## start RECORD EXTRACTS

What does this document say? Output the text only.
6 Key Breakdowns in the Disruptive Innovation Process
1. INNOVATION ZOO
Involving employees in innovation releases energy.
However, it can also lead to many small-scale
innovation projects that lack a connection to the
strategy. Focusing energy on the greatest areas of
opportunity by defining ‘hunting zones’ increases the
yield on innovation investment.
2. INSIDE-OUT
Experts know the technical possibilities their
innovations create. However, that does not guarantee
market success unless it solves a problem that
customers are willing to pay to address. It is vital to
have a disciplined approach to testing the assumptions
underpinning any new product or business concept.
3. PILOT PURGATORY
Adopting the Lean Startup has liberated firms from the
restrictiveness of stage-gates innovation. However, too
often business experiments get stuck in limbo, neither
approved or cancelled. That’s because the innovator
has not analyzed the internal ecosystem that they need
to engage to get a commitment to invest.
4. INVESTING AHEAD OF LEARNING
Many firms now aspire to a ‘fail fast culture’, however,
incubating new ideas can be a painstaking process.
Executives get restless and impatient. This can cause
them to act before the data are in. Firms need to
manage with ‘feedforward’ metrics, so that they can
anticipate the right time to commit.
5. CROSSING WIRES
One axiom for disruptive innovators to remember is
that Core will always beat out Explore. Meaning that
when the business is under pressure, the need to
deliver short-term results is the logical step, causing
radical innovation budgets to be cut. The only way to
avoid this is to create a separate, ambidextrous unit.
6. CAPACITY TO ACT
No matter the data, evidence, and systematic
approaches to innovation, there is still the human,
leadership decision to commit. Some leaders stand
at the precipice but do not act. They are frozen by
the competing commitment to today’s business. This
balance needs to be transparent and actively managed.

## end RECORD EXTRACTS
## start RECORD EXTRACTS

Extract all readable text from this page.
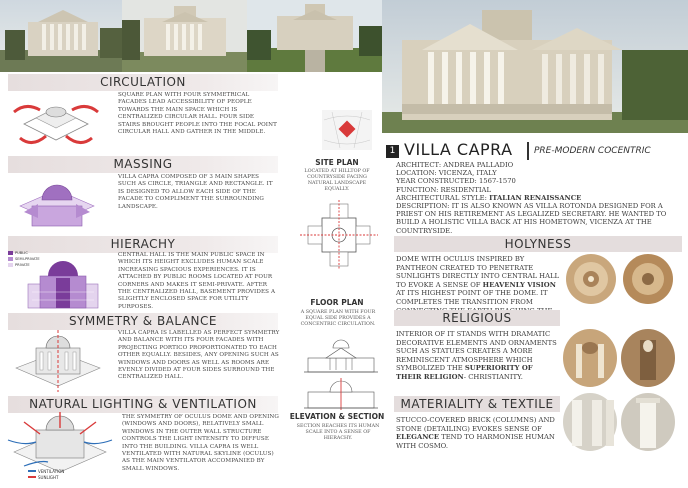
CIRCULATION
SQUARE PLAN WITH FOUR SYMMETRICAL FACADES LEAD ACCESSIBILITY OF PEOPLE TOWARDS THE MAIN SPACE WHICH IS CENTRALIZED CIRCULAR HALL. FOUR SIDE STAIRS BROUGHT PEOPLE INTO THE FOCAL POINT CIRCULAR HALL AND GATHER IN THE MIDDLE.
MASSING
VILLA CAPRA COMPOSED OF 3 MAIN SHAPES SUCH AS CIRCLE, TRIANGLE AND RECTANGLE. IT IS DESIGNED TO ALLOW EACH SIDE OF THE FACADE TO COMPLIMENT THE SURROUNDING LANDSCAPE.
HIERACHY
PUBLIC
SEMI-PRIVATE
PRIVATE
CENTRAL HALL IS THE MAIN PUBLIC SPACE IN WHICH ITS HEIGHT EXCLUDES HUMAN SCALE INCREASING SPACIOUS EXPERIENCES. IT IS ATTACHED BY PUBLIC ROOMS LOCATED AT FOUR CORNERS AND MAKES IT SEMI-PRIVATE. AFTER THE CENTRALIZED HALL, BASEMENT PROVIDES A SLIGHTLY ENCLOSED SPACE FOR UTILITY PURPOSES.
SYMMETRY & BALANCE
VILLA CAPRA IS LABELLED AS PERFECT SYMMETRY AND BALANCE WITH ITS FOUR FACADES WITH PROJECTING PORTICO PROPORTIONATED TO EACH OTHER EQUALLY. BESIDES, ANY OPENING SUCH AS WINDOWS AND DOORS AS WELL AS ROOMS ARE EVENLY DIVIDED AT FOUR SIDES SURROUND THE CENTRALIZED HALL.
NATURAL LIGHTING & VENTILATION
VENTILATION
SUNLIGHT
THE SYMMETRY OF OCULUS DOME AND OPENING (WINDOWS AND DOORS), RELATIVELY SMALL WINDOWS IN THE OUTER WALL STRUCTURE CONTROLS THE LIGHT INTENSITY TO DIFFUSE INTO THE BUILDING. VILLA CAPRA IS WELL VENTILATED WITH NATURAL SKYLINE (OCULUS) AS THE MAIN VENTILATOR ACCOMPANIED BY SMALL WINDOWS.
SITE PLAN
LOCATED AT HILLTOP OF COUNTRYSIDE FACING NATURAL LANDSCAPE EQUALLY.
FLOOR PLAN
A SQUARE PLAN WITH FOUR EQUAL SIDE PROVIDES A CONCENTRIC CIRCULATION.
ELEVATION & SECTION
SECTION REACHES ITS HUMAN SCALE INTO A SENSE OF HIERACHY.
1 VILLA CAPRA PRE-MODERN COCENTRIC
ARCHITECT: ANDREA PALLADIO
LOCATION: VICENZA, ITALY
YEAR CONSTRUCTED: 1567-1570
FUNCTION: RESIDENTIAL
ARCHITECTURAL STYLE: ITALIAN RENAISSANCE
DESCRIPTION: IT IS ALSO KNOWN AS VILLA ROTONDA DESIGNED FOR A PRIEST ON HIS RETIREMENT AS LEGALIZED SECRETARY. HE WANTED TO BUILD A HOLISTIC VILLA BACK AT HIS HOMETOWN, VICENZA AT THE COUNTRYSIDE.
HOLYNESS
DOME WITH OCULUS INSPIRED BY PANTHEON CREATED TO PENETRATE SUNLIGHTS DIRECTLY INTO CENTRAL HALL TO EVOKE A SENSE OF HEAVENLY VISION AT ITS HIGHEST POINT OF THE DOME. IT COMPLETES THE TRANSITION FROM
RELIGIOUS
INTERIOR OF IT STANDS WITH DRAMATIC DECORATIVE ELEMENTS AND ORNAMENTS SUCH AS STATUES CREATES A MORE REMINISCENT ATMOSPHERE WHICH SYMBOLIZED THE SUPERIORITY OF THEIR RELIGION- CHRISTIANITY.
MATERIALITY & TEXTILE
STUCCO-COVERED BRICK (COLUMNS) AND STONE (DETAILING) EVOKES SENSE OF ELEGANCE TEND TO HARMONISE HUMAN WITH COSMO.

## end RECORD EXTRACTS
## start RECORD EXTRACTS

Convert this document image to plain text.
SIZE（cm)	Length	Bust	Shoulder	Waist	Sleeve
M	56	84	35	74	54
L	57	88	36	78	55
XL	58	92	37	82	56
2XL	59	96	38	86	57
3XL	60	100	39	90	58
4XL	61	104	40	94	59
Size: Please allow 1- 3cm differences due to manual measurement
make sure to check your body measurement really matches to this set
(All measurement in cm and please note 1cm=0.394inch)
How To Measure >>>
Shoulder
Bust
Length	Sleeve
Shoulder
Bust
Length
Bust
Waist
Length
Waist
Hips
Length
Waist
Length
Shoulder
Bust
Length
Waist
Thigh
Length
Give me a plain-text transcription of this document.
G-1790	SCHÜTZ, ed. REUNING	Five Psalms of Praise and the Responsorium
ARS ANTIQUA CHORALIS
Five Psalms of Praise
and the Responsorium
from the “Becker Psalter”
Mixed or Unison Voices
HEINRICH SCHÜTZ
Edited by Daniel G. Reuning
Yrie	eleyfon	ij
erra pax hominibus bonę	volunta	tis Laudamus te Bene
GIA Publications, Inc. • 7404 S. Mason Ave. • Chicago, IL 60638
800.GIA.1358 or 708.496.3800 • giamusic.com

## end RECORD EXTRACTS

▶ **SHORT EXERCISE**
In the lines above, find each one with "Responsorium" and list it.

▶ **PROBLEM SOLUTION**
G-1790	SCHÜTZ, ed. REUNING	Five Psalms of Praise and the Responsorium
and the Responsorium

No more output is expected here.